Write the data out again exactly, with no pictures.

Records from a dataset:
════════════════════

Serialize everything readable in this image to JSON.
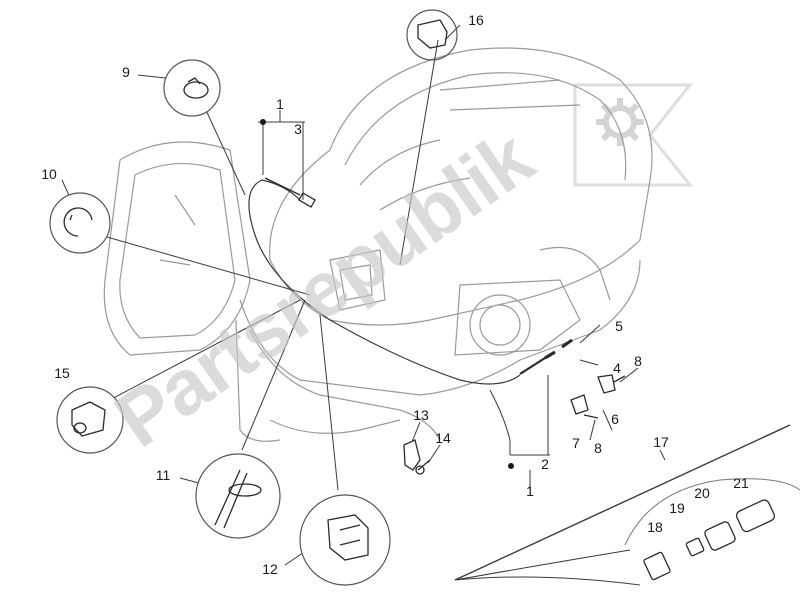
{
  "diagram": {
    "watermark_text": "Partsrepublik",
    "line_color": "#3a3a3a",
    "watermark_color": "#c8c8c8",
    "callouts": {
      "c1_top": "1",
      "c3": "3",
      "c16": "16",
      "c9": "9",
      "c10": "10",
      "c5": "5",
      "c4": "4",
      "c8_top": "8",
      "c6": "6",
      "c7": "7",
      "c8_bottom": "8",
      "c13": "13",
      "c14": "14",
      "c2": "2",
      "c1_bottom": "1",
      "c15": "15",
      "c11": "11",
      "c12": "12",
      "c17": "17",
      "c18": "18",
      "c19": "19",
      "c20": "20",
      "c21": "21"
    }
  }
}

════════════════════

__Task response__.
Serialize everything readable in this image to JSON.
{
  "diagram": {
    "watermark_text": "Partsrepublik",
    "line_color": "#3a3a3a",
    "watermark_color": "#c8c8c8",
    "callouts": {
      "c1_top": "1",
      "c3": "3",
      "c16": "16",
      "c9": "9",
      "c10": "10",
      "c5": "5",
      "c4": "4",
      "c8_top": "8",
      "c6": "6",
      "c7": "7",
      "c8_bottom": "8",
      "c13": "13",
      "c14": "14",
      "c2": "2",
      "c1_bottom": "1",
      "c15": "15",
      "c11": "11",
      "c12": "12",
      "c17": "17",
      "c18": "18",
      "c19": "19",
      "c20": "20",
      "c21": "21"
    }
  }
}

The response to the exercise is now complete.